PASSAGE>
The Ford Focus Active: by the turn of the decade, this will be the only four-door passenger car Ford will sell in the US and Canada

In a surprise move, Ford has announced that it will cease selling passenger cars in the US and Canada by the early 2020s, excepting the Mustang and the Focus Active.
   The announcement was actually for ‘North America’ but as Ford of México does a reasonable trade on Figos and Fiestas, it’s hard to see the policy be uniform right across the continent.
   It’s a cost-cutting exercise, designed to save $25,500 million in five years, and trucks and SUVs simply make more money for them. Small cars mean small profits. In fact, car sales lag those of the F-series, Escape and Explorer in the US. Shares have risen on the news.
   That means Americans and Canadians will say goodbye to the Fiesta, Fusion (the four-door sedan counterpart to the Mondeo) and Taurus, the last of which is already superseded in China. If you liked the cooking RS and STs, then too bad. Lincolns are losing money for Ford, too, so maybe the Continental will vanish—given the Fusion is history, the MKZ will follow. That doesn’t leave much in the Lincoln line-up.
   My initial reaction was that the economies of scale would worsen: if you’re not developing for a global market, will development costs be successfully amortized in the same period? We have, however, seen the Japanese do reasonably well with products strictly for the North American market, e.g. certain Acuras and Hondas that are sold only in their neck of the woods. We also know most of the costs of the car are in the platform and architecture, and Ford has shown decent adaptability, particularly with the C519 Focus (the recently released Mk IV).
   Ford says the cuts will come from sales and marketing, engineering and product development, as well as material costs, manufacturing and IT, in that order, according to Automotive News.
   The fact that product development and engineering rank so highly there is worrying to me.
   They’re bandying the word efficiency about a lot, and that always has me worried. That’s the word you used to hear from corporate raiders like Slater Walker. Things can look efficient while they’re being weakened.
   CEO Jim Hackett says he’s feeding the healthy parts of the business, ‘and deal decisively with the parts that destroy value.’
   While it’s true that the crossover, SUV and truck markets are strong, as they are in many parts of the world, I can’t help but think that Ford isn’t preparing itself for tougher future scenarios.

SUPPLIED ENTRIES>
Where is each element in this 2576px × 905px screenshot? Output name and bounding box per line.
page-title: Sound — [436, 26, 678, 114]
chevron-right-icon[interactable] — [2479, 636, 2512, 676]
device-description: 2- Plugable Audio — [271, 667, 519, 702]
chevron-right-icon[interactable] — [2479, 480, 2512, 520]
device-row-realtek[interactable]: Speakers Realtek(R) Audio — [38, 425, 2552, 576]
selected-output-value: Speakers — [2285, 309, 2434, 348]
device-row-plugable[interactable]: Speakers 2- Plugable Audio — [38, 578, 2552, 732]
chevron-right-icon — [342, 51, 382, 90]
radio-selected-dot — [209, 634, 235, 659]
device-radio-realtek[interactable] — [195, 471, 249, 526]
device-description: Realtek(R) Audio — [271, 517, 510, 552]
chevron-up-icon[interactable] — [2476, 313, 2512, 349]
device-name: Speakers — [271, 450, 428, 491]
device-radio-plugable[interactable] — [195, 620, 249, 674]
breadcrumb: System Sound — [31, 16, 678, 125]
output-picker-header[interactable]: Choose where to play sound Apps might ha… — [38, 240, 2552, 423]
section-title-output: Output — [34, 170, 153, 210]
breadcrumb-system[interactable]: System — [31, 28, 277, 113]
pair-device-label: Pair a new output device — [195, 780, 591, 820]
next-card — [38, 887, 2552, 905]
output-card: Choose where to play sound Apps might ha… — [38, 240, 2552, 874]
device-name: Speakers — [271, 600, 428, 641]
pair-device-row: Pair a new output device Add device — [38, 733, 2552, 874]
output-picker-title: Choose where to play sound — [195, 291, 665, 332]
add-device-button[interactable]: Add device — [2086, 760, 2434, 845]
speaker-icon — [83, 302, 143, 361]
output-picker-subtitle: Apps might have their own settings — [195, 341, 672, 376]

...

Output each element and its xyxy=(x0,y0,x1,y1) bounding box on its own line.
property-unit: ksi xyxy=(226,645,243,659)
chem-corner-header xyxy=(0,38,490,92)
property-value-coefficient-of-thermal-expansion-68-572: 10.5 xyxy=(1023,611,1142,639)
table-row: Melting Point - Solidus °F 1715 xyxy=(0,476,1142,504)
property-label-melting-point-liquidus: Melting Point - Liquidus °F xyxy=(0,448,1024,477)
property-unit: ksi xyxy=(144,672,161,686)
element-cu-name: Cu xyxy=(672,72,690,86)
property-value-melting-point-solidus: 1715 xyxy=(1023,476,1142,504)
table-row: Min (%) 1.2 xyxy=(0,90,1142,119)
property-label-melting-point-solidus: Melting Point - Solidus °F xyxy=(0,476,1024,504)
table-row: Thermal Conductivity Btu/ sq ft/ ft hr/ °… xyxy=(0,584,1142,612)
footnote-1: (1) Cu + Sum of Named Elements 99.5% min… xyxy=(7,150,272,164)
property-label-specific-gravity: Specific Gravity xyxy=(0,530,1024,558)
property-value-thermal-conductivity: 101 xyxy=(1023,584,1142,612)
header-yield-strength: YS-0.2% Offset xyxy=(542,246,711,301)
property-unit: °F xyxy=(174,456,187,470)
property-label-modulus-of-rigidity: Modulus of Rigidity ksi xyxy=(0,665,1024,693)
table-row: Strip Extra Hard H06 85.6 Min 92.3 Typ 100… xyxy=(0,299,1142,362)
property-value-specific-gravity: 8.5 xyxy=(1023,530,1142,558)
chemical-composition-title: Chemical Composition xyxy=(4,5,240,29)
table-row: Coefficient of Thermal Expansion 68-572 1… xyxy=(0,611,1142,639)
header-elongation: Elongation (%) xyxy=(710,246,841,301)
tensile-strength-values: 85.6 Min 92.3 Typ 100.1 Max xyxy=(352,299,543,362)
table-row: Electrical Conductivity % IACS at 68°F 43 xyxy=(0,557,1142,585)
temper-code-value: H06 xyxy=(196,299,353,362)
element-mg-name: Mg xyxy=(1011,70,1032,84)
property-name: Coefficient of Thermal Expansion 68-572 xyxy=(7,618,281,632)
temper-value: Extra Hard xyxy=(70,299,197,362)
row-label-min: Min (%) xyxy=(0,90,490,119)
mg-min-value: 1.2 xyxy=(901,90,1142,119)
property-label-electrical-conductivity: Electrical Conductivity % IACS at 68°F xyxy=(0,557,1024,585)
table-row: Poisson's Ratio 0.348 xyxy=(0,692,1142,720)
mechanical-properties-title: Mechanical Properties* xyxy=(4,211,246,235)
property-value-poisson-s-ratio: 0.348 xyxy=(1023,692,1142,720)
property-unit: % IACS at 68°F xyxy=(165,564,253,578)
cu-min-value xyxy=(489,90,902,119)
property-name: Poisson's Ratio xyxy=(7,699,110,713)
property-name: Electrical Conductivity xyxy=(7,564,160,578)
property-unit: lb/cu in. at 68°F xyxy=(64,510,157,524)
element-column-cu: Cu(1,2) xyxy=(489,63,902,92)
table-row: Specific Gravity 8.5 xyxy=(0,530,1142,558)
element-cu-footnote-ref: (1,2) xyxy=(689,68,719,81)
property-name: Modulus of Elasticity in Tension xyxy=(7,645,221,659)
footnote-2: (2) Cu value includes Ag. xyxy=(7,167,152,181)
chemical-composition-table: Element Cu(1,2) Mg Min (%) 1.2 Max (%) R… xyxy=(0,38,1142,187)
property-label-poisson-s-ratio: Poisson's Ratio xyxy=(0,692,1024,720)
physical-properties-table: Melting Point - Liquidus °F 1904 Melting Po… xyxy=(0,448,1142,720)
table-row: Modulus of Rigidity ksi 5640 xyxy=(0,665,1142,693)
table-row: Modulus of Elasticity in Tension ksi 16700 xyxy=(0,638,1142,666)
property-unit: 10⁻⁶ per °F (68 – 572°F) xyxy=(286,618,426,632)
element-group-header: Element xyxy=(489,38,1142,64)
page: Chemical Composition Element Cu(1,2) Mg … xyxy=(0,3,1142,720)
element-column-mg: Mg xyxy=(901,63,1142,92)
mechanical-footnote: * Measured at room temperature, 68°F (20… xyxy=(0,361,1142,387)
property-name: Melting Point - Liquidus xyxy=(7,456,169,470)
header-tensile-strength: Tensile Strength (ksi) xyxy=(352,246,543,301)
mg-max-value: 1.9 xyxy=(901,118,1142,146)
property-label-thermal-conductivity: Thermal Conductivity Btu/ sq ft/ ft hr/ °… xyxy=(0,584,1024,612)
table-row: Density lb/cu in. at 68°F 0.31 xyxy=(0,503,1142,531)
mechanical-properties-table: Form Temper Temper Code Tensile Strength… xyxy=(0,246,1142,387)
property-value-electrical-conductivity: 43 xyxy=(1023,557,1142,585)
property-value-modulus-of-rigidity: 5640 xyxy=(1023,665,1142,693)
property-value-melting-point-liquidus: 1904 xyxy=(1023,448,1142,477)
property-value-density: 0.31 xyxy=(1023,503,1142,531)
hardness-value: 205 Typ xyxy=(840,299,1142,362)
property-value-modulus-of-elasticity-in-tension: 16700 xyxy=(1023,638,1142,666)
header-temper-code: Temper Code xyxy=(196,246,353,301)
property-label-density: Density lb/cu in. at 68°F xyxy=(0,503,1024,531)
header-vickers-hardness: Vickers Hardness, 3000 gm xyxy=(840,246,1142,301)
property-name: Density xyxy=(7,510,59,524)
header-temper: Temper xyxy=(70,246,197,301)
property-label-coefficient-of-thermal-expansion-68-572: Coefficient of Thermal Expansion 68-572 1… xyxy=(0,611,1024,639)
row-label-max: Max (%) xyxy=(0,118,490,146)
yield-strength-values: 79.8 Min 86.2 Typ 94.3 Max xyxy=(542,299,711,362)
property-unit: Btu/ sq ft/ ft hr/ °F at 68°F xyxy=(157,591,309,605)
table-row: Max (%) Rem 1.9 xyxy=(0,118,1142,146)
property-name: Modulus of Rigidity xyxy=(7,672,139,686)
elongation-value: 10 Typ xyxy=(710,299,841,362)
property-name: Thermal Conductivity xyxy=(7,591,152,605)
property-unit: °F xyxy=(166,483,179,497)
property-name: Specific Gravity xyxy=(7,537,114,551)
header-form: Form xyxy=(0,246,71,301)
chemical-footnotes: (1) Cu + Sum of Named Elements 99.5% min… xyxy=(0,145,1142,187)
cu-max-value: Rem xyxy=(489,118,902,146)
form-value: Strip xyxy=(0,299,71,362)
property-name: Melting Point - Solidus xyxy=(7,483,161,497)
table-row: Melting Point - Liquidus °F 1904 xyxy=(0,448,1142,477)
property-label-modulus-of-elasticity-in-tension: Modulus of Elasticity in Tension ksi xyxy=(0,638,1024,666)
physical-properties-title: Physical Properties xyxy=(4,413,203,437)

PROBLEMS TO WORK ON>
(1) Answer these questions from the article about Ford dropping passenger cars:
(a) How much is the cost-cutting exercise designed to save, and over how many years?
(b) Which two cars are excepted from the end of passenger car sales in the US and Canada?
(c) Who is named as Ford's CEO?
(2) Revise the Ford article from "The announcement was" up to and including "across the continent.", putting "region" in place of "continent".
(3) Proceed with the article on Ford ending its passenger car sales in the US and Canada, starting after its last sentence.
The rows come from a source unrelated to the Ford article.

ANSWERS>
(1)
(a) $25,500 million, over five years.
(b) The Mustang and the Focus Active.
(c) Jim Hackett.

(2)
The announcement was actually for ‘North America’ but as Ford of México does a reasonable trade on Figos and Fiestas, it’s hard to see the policy be uniform right across the region.

(3)
   Energy crises can come unpredictably, for one. Ford was late to the downsizing game in the 1970s because it saw the dollar signs with big cars. By 1977, GM had stolen a real march on Ford. By the turn of the decade, Chrysler was back from the brink with fuel-efficient cars while Ford sailed into the red.
   Chrysler found itself too truck- and SUV-heavy with the recession of the late 2000s, and its entry-level nameplate Plymouth had already vanished, thanks to mismanagement by Daimler earlier in the century.
   While there’s not always a need for a full line—AMC taught us that extending yourself too far isn’t always wise—I wonder if Ford is leaving itself vulnerable.
   Crossovers like the Escape, which might outsell the Fusion, are being beaten in the market-place by the likes of the Toyota RAV4, so it’s not as though Ford is that strong in all the markets it wishes to remain in.
   GM, having pulled out of Europe and Russia, might be in better shape because of its position in China. Ford trails GM when it comes to its Chinese footprint, although it will remain in Europe.
   Ford’s Jim Farley says the company is looking at new types of vehicles that are spacious, versatile and economical, which hopefully will fill the gap should economic surprises surface. Because you need something cheap to hook buyers and get them to the brand. That’s not going to happen if Focus Active is the smallest car in the line-up.
   Ford is likely to have these on global platforms. But that signals to me a real need to remain strong in R&D. Failing that, Ford is looking to partner up with someone, and it may already have an idea who that is.
   I am speculating here, since I don’t have any figures outlining what proportion of revenue is devoted to that area.
   Nevertheless, this sounds like an appeasement of Wall Street.
   That leaves one concern over nameplates. Ford has successfully introduced nameplates over the years because the product was right: Cortina, Mustang, Escort, Capri, Fiesta and Focus among them. But it has also failed by killing nameplates and replacing them with ones that had no real goodwill, such as Five Hundred and Freestyle.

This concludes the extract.